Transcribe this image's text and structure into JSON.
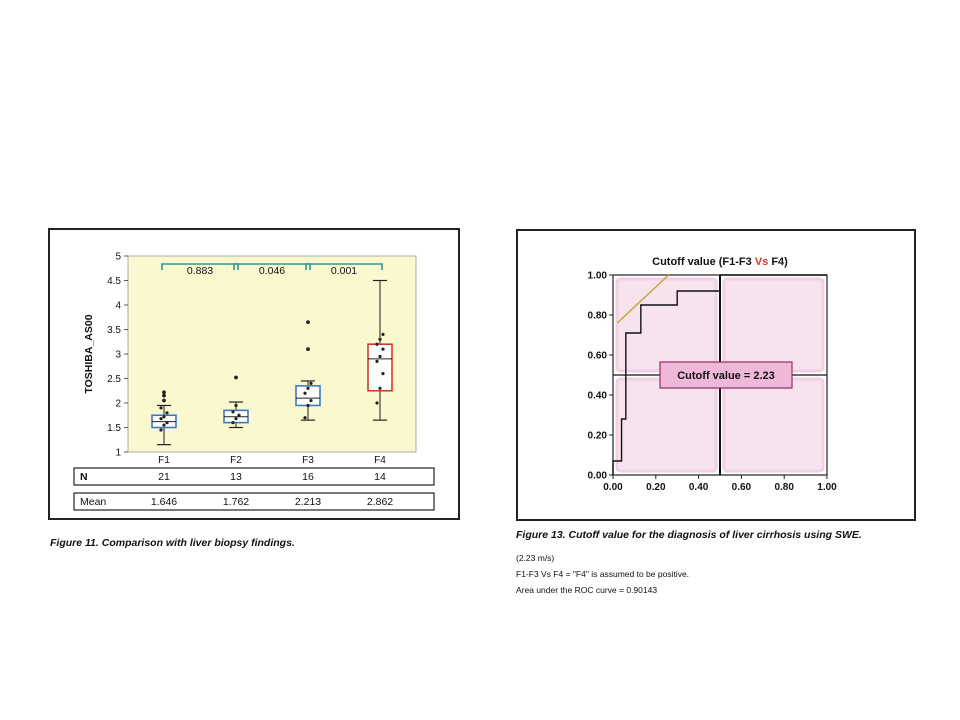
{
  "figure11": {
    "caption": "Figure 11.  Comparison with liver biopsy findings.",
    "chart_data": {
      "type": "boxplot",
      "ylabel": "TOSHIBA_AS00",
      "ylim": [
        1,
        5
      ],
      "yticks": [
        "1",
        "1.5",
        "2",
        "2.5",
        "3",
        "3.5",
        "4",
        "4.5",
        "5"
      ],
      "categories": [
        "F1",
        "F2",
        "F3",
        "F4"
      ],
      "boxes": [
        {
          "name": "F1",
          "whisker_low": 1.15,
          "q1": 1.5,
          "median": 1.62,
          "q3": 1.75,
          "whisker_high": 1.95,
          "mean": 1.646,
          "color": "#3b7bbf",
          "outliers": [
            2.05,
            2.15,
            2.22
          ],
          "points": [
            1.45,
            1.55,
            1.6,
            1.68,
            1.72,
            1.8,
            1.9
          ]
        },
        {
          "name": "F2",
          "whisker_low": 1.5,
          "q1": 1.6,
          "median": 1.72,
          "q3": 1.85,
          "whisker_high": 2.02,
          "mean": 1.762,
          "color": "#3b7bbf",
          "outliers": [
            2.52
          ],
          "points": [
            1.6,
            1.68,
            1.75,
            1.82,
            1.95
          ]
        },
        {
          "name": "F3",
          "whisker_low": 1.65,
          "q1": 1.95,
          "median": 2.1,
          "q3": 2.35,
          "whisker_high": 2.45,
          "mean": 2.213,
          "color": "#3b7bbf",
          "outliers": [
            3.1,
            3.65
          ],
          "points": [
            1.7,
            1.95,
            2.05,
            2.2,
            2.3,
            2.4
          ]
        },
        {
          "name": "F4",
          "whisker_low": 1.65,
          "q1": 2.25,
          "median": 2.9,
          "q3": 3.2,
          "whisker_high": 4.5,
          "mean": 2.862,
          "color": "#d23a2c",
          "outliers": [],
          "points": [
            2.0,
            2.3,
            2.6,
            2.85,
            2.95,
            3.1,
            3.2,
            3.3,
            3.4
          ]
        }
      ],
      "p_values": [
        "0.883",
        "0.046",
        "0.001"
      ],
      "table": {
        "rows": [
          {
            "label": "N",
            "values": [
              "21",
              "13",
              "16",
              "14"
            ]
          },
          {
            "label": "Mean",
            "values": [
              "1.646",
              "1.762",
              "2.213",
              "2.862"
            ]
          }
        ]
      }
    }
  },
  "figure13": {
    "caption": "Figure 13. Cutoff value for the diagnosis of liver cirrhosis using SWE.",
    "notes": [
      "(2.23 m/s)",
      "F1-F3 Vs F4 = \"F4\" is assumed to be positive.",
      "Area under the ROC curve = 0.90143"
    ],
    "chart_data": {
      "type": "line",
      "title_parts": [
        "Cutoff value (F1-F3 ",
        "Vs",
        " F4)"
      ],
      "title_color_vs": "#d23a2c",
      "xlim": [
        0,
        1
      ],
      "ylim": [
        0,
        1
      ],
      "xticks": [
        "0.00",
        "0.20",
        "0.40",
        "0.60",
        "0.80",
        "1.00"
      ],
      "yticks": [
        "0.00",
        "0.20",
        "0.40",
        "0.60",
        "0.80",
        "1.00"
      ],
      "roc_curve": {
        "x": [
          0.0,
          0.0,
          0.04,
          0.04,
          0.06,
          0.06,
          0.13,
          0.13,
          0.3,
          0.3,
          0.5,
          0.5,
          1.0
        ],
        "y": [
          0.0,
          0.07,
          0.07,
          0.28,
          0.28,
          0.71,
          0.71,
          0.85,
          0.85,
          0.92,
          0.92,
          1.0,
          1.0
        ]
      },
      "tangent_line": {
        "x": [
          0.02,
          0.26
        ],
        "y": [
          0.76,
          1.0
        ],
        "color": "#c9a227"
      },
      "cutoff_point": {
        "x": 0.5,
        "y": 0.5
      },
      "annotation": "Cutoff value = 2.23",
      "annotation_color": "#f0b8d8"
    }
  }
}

Set task
Find the string "caption" in the records, then copy each line where it occurs.

Problem solution
    "caption": "Figure 11.  Comparison with liver biopsy findings.",
    "caption": "Figure 13. Cutoff value for the diagnosis of liver cirrhosis using SWE.",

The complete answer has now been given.